EXERCISE: Convert everything from the line containing "Give me the" down to the line containing "- y-tick-label: 0,00000", both ends included, into a JSON list of strings with one string per line, leaving out any blank lines.

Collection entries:
* * *

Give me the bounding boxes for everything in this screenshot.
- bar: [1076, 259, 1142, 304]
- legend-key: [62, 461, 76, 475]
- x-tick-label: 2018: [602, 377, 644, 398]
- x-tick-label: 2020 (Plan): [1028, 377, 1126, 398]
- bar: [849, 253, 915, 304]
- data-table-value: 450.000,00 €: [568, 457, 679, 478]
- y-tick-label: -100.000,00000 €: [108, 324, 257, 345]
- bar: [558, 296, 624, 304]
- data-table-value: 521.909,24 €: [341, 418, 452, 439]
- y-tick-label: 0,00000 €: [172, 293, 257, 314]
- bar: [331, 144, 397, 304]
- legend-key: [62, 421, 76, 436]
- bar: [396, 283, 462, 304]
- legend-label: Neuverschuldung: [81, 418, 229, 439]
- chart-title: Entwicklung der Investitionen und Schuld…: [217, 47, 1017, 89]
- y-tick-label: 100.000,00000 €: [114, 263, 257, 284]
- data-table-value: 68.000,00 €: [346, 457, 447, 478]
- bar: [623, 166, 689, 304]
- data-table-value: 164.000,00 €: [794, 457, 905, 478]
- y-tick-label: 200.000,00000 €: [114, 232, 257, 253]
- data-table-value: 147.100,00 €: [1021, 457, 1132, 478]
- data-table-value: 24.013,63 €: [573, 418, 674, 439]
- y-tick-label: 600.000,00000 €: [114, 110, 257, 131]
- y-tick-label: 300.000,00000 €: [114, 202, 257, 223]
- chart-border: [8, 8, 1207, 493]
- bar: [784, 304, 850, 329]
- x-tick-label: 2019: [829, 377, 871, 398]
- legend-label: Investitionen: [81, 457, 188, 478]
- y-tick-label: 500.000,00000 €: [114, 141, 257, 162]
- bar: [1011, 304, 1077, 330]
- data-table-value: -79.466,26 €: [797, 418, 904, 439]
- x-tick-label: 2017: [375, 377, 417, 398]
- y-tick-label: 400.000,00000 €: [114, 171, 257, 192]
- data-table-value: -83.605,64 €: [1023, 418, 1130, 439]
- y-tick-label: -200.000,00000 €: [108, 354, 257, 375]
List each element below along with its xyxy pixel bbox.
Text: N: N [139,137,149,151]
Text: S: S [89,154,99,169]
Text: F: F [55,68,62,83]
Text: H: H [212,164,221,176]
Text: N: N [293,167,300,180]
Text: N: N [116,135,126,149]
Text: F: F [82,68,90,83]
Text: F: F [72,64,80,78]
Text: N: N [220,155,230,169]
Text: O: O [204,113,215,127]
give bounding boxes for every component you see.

* * *

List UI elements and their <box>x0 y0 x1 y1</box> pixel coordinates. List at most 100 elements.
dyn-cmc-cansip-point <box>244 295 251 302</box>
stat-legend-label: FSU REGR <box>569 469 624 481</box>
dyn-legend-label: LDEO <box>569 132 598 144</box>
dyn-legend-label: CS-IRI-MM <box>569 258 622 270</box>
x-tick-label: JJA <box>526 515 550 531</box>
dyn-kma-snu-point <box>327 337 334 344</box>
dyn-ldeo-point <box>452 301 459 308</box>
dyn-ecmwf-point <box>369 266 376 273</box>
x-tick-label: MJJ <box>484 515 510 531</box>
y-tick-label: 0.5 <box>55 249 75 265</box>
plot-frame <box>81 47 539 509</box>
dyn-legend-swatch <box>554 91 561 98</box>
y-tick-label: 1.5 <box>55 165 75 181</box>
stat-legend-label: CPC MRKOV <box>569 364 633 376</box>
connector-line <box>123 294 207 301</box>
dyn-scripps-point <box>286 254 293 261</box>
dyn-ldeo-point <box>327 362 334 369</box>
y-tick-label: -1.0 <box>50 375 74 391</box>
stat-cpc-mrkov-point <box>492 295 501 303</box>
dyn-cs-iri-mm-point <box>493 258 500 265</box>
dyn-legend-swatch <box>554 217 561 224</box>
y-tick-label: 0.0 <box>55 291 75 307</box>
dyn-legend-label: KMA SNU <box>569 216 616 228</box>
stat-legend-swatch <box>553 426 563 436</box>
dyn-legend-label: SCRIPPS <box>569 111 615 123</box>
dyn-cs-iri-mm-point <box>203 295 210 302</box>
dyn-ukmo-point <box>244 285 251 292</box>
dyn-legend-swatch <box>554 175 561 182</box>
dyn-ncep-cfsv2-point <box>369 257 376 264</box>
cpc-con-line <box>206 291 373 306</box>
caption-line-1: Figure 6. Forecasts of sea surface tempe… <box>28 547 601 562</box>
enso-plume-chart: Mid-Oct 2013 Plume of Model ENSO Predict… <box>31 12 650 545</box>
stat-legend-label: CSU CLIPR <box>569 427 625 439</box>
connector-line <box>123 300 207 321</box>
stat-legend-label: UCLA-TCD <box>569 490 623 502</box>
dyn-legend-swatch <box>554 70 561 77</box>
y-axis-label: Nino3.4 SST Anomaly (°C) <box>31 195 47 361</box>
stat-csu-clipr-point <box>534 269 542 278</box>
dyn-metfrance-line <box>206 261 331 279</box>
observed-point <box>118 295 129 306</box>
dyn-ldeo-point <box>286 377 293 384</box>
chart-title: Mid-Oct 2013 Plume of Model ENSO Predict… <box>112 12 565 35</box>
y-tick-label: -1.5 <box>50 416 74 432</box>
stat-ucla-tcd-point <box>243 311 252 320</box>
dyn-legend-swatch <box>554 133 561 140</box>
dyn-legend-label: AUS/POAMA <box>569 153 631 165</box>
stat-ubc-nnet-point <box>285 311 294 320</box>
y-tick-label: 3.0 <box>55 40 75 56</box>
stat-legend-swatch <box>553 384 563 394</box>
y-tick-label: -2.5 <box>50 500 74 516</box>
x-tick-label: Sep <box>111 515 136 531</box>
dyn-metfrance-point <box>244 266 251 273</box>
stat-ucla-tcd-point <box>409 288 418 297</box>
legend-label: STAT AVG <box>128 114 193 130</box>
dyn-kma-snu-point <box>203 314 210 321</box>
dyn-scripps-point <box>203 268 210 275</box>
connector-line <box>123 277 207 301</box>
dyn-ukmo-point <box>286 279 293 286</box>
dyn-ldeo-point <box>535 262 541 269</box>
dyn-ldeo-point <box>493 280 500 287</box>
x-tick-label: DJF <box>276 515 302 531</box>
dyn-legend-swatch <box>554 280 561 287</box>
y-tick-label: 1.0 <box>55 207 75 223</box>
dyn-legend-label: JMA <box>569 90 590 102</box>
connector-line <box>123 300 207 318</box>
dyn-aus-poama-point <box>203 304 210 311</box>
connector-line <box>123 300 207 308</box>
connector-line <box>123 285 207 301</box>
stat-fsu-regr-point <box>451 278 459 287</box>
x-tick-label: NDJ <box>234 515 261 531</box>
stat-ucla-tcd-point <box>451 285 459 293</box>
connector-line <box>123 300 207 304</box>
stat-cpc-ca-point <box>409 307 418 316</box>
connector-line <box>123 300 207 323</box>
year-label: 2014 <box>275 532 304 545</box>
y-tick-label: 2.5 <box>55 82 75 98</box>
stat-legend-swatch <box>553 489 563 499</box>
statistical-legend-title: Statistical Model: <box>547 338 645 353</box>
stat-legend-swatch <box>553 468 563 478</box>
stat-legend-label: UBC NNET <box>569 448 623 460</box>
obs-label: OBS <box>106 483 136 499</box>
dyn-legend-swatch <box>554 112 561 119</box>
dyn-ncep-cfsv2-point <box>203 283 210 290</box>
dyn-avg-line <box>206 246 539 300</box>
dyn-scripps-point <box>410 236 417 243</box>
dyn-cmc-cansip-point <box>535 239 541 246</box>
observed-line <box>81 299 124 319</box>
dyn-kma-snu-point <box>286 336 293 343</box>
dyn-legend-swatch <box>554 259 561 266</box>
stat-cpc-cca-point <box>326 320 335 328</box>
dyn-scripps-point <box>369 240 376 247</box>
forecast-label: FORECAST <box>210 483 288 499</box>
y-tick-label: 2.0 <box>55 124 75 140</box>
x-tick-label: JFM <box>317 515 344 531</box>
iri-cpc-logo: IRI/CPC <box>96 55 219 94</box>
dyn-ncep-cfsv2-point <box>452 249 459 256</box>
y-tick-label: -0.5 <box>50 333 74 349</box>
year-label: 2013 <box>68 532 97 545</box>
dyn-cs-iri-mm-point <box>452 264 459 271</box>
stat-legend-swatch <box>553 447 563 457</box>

* * *

EXERCISE SOLUTION:
[
  "Give me the bounding boxes for everything in this screenshot.",
  "- bar: [1076, 259, 1142, 304]",
  "- legend-key: [62, 461, 76, 475]",
  "- x-tick-label: 2018: [602, 377, 644, 398]",
  "- x-tick-label: 2020 (Plan): [1028, 377, 1126, 398]",
  "- bar: [849, 253, 915, 304]",
  "- data-table-value: 450.000,00 €: [568, 457, 679, 478]",
  "- y-tick-label: -100.000,00000 €: [108, 324, 257, 345]",
  "- bar: [558, 296, 624, 304]",
  "- data-table-value: 521.909,24 €: [341, 418, 452, 439]",
  "- y-tick-label: 0,00000 €: [172, 293, 257, 314]"
]